Your task = Set down all of the data that follows word for word, without the images.

Task material =
****
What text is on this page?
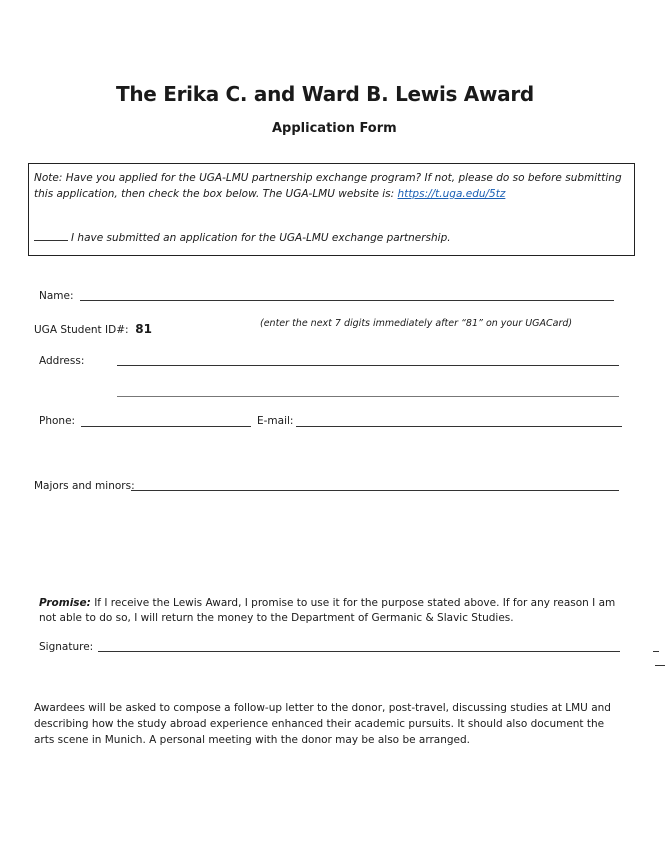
The Erika C. and Ward B. Lewis Award
Application Form
Note: Have you applied for the UGA-LMU partnership exchange program? If not, please do so before submitting this application, then check the box below. The UGA-LMU website is: https://t.uga.edu/5tz
I have submitted an application for the UGA-LMU exchange partnership.
Name:
UGA Student ID#: 81	(enter the next 7 digits immediately after “81” on your UGACard)
Address:
Phone:	E-mail:
Majors and minors:
Promise: If I receive the Lewis Award, I promise to use it for the purpose stated above. If for any reason I am not able to do so, I will return the money to the Department of Germanic & Slavic Studies.
Signature:
Awardees will be asked to compose a follow-up letter to the donor, post-travel, discussing studies at LMU and describing how the study abroad experience enhanced their academic pursuits. It should also document the arts scene in Munich. A personal meeting with the donor may be also be arranged.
****
Task solution =
What text is on this page?
The Erika C. and Ward B. Lewis Award
Application Form
Note: Have you applied for the UGA-LMU partnership exchange program? If not, please do so before submitting this application, then check the box below. The UGA-LMU website is: https://t.uga.edu/5tz
I have submitted an application for the UGA-LMU exchange partnership.
Name:
UGA Student ID#: 81	(enter the next 7 digits immediately after “81” on your UGACard)
Address:
Phone:	E-mail:
Majors and minors:
Promise: If I receive the Lewis Award, I promise to use it for the purpose stated above. If for any reason I am not able to do so, I will return the money to the Department of Germanic & Slavic Studies.
Signature:
Awardees will be asked to compose a follow-up letter to the donor, post-travel, discussing studies at LMU and describing how the study abroad experience enhanced their academic pursuits. It should also document the arts scene in Munich. A personal meeting with the donor may be also be arranged.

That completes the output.